Instructions to follow »
Go through the records that follow and tally the lines with "cells" in them; answer with the number alone.

Records supplied »
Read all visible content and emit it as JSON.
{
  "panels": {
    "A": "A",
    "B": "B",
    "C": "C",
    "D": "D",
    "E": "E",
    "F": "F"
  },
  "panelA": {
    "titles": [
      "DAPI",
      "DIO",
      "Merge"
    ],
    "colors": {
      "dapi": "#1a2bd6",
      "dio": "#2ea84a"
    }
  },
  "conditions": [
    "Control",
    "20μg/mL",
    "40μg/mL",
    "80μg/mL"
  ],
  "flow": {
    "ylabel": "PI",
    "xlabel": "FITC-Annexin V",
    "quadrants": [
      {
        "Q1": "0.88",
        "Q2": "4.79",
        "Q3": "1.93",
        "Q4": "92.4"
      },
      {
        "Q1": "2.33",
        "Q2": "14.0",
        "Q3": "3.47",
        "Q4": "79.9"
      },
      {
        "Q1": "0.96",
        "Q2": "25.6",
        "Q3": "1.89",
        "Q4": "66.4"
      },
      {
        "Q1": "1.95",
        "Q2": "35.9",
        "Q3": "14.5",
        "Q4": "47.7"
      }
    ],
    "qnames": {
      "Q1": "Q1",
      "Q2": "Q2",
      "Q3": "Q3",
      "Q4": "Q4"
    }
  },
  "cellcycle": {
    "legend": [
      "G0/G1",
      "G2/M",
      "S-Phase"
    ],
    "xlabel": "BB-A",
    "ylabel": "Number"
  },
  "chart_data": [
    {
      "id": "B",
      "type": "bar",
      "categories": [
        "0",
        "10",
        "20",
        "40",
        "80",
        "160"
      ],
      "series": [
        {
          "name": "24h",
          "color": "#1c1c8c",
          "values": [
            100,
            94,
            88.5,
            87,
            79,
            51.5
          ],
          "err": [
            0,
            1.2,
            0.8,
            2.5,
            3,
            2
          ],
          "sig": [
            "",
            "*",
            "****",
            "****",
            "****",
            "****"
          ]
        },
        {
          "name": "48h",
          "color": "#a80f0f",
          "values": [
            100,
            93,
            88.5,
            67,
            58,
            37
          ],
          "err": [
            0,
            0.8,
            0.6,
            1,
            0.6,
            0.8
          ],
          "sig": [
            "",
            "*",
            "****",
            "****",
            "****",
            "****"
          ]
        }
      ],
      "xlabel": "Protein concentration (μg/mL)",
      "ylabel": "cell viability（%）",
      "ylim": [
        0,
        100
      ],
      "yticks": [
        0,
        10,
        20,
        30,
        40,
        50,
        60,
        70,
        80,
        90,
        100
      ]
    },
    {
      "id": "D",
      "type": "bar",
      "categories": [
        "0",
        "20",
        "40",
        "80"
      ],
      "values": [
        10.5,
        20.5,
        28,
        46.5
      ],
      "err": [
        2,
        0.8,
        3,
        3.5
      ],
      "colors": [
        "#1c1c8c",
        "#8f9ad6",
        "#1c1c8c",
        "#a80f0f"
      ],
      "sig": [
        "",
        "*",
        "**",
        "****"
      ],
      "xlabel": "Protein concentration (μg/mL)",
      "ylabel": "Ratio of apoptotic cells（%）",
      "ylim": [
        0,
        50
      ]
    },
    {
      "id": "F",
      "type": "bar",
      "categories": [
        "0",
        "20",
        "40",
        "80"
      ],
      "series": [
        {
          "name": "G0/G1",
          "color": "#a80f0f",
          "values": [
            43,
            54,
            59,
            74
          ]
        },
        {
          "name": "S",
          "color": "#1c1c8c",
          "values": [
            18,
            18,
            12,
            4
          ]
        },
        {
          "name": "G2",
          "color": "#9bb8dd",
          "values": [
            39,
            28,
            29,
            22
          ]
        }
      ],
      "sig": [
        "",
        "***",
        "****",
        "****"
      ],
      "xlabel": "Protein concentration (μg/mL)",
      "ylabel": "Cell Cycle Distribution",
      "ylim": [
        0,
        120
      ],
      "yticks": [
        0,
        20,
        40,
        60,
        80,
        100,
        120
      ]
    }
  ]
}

--

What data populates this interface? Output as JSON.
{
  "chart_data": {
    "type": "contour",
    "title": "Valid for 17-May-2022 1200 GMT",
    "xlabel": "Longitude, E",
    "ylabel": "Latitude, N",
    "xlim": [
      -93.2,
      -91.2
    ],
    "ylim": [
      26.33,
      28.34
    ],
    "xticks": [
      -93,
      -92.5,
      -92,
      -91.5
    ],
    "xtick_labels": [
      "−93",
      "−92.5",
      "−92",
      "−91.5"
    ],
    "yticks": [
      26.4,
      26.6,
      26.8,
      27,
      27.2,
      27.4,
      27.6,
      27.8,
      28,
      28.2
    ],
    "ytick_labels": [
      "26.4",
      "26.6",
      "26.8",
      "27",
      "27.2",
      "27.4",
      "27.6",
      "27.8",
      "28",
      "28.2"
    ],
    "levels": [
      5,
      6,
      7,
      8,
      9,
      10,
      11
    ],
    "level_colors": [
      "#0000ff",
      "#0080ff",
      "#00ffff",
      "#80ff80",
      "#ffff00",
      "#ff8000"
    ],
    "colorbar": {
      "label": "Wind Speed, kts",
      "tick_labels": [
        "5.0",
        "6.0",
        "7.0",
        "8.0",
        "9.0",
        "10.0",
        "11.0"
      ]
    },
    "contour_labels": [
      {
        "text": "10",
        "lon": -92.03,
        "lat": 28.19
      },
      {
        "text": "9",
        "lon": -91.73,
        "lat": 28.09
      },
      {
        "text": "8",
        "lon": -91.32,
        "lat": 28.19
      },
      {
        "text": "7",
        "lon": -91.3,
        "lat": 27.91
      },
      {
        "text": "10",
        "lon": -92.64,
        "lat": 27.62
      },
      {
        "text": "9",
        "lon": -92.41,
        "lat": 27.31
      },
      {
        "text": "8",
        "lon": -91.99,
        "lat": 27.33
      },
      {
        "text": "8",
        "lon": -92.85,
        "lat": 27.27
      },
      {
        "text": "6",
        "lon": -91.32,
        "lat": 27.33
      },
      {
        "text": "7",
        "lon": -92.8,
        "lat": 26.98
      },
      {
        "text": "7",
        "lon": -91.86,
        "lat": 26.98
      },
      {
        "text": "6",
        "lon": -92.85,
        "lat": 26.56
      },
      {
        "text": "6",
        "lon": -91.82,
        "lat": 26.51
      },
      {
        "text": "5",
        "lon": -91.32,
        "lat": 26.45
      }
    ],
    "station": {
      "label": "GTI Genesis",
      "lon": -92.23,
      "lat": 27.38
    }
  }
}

--

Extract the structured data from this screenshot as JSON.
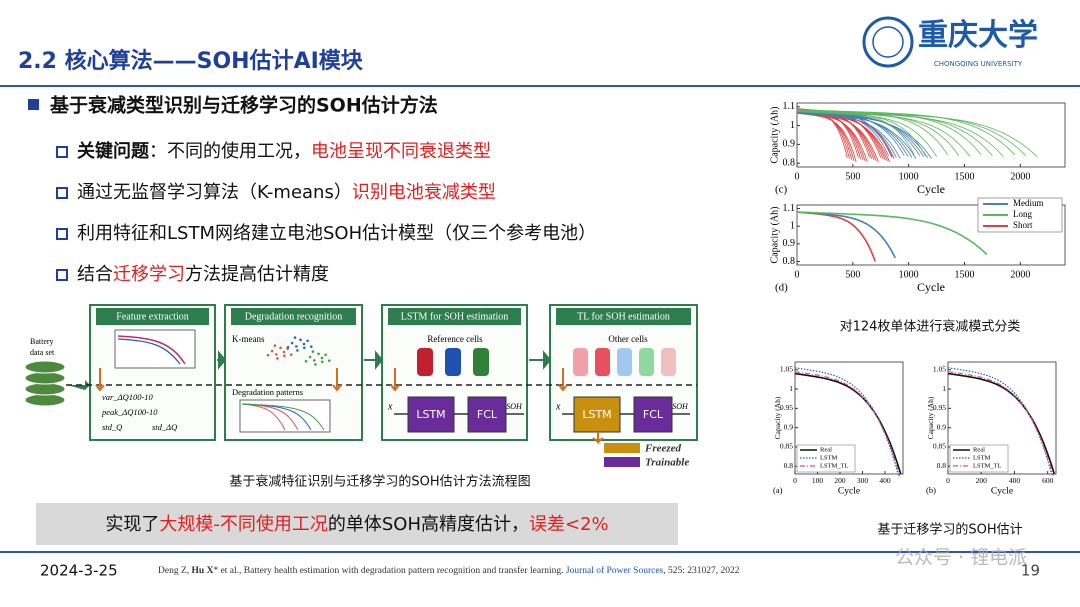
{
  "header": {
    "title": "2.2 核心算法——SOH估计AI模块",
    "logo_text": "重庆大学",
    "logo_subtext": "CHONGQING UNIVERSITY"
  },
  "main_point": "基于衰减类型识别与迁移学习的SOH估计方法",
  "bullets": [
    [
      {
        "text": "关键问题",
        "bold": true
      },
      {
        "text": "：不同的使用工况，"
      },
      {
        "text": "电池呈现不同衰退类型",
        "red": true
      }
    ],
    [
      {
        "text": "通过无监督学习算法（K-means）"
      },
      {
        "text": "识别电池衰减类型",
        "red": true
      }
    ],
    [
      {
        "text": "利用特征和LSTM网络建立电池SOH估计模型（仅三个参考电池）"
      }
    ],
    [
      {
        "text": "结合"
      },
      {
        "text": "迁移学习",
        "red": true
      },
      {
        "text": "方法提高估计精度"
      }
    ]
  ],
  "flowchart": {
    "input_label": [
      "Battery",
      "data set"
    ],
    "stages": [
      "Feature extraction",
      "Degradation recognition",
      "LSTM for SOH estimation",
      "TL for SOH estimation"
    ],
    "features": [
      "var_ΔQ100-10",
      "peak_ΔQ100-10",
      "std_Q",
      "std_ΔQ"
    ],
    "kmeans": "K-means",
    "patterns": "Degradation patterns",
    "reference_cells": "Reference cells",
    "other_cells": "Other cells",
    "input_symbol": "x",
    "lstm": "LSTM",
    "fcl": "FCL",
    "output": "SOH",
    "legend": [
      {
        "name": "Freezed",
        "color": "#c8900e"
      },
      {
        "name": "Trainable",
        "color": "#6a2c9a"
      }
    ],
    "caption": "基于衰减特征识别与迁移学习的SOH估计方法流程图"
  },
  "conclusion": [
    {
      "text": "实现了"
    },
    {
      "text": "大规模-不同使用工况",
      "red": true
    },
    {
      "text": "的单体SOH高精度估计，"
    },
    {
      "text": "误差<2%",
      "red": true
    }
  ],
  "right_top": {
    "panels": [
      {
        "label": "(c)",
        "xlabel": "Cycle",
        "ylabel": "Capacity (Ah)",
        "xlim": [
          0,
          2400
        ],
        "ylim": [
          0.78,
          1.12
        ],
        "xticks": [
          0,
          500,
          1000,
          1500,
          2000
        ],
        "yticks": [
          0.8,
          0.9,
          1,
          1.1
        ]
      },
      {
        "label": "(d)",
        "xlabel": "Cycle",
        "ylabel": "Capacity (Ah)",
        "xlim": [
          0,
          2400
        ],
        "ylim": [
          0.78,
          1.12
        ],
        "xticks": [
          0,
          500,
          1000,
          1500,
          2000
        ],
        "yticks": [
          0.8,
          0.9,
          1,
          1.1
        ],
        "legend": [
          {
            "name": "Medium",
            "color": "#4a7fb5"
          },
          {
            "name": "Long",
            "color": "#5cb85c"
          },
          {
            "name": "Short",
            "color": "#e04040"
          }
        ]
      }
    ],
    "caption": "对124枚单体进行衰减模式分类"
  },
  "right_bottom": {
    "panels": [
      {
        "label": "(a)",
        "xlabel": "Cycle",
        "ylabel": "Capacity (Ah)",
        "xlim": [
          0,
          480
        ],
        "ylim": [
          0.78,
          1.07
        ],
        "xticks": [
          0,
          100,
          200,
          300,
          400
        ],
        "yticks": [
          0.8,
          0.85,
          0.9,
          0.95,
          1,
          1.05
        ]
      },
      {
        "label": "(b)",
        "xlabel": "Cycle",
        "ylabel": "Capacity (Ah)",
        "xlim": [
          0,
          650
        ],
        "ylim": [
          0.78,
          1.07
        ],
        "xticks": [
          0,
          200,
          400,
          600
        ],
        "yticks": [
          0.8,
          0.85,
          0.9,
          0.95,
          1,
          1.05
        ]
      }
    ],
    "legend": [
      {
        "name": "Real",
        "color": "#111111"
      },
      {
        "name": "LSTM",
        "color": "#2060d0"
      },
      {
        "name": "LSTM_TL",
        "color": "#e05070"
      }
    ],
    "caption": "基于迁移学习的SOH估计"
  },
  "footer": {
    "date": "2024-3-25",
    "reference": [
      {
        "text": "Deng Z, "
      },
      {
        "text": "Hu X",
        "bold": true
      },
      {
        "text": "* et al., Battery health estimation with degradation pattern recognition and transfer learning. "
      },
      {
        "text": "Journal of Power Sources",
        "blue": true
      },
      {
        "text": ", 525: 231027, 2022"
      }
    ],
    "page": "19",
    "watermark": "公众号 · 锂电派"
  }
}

Result for this task »
3